* **Given instruction**
Reproduce all the entries exactly and keep the pictures out.

[Data records]
## Start

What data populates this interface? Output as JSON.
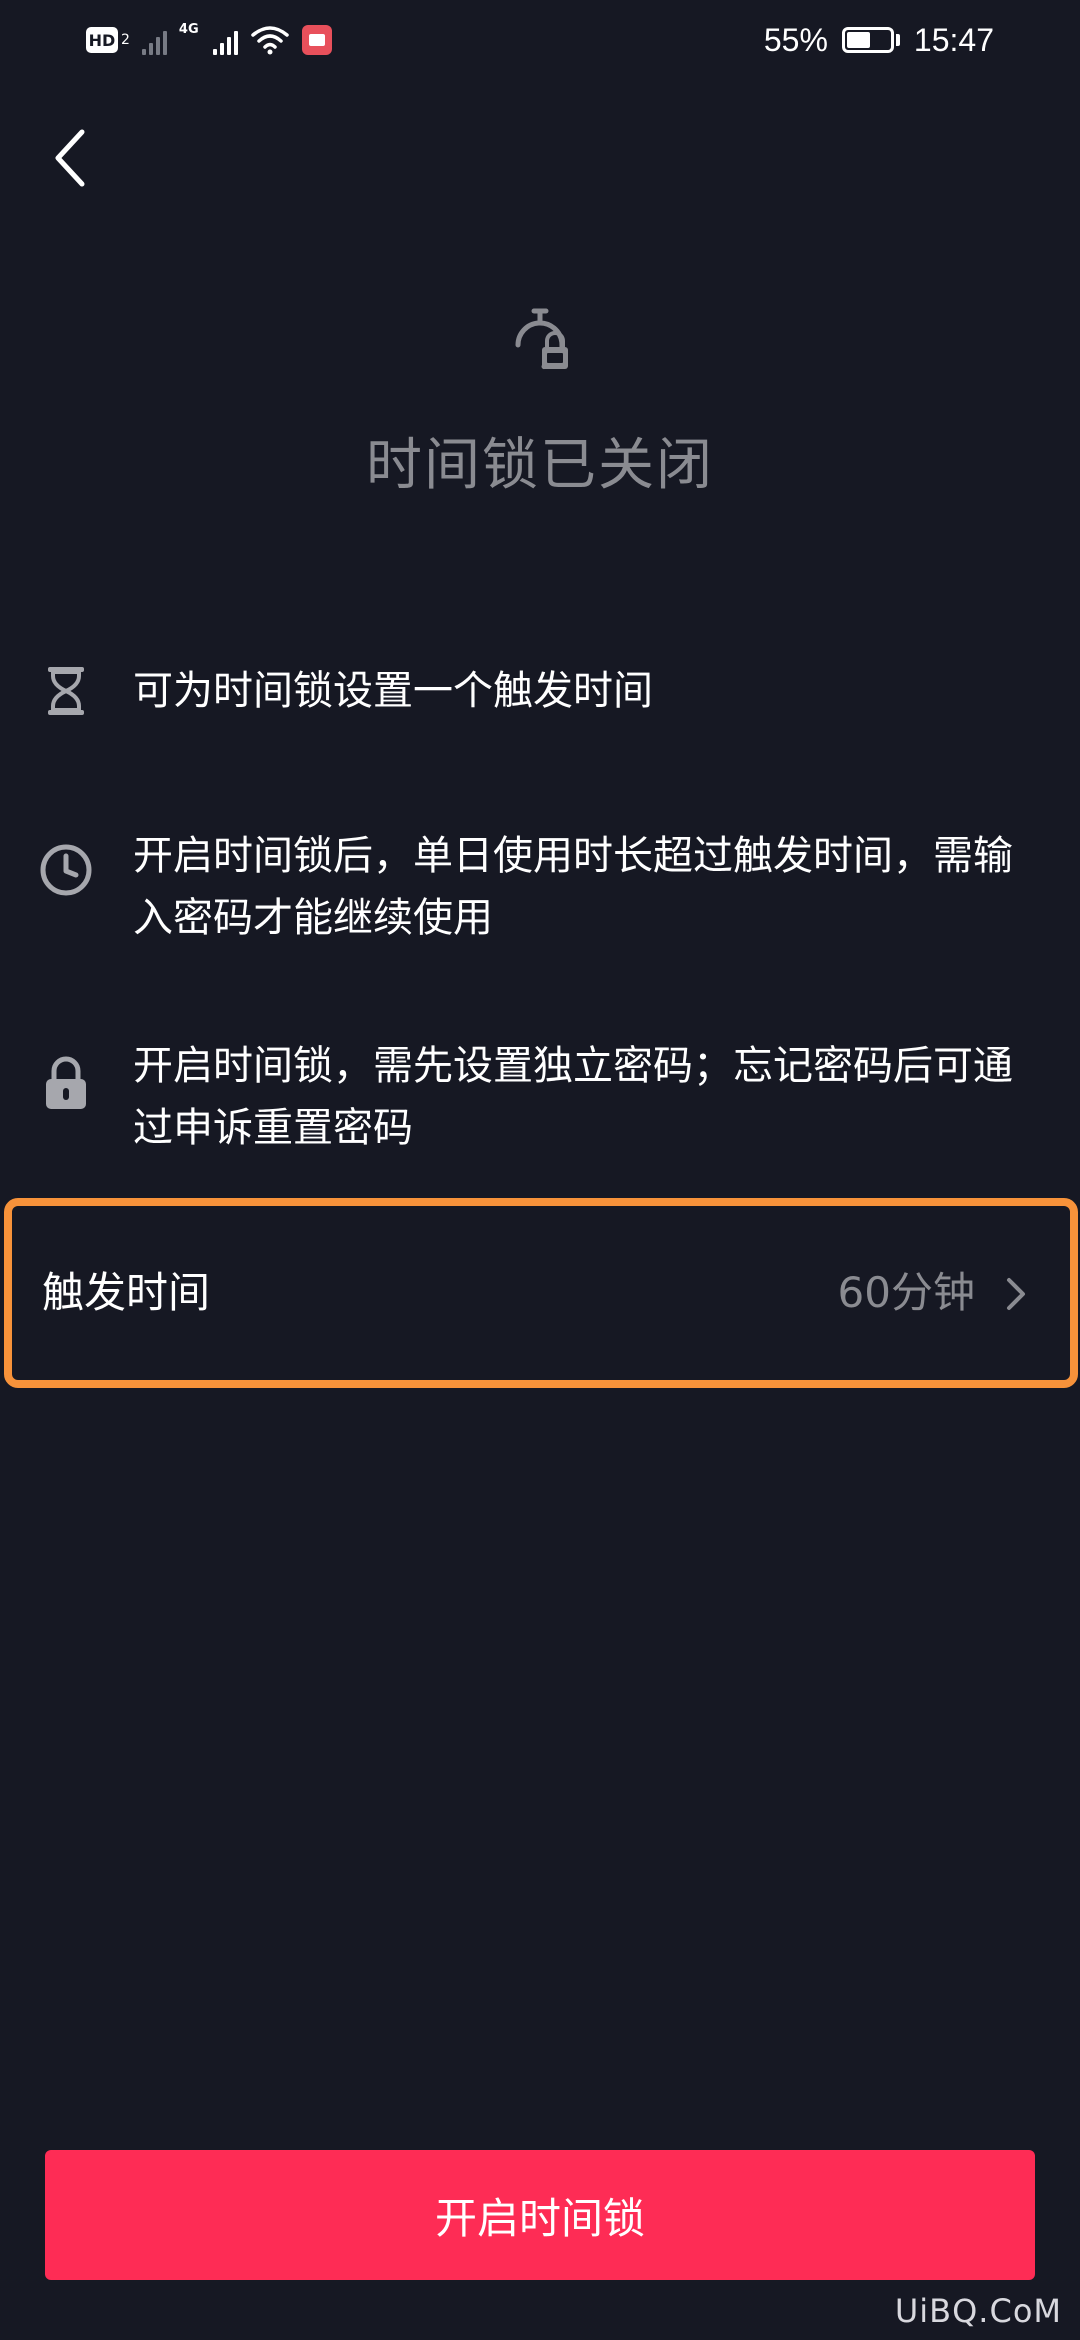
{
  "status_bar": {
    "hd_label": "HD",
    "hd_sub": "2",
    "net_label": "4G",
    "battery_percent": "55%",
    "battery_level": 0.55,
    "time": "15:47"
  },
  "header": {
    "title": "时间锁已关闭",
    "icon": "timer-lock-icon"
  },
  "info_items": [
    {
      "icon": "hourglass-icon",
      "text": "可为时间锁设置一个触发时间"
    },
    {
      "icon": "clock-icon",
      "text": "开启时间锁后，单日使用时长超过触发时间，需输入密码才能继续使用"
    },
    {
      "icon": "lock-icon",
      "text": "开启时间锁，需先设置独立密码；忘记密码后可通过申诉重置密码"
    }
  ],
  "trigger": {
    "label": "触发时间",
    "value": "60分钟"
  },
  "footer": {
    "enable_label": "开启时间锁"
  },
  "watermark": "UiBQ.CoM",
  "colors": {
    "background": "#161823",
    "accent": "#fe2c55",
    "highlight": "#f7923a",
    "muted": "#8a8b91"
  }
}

## End

* **Result**
What data populates this interface? Output as JSON.
{
  "status_bar": {
    "hd_label": "HD",
    "hd_sub": "2",
    "net_label": "4G",
    "battery_percent": "55%",
    "battery_level": 0.55,
    "time": "15:47"
  },
  "header": {
    "title": "时间锁已关闭",
    "icon": "timer-lock-icon"
  },
  "info_items": [
    {
      "icon": "hourglass-icon",
      "text": "可为时间锁设置一个触发时间"
    },
    {
      "icon": "clock-icon",
      "text": "开启时间锁后，单日使用时长超过触发时间，需输入密码才能继续使用"
    },
    {
      "icon": "lock-icon",
      "text": "开启时间锁，需先设置独立密码；忘记密码后可通过申诉重置密码"
    }
  ],
  "trigger": {
    "label": "触发时间",
    "value": "60分钟"
  },
  "footer": {
    "enable_label": "开启时间锁"
  },
  "watermark": "UiBQ.CoM",
  "colors": {
    "background": "#161823",
    "accent": "#fe2c55",
    "highlight": "#f7923a",
    "muted": "#8a8b91"
  }
}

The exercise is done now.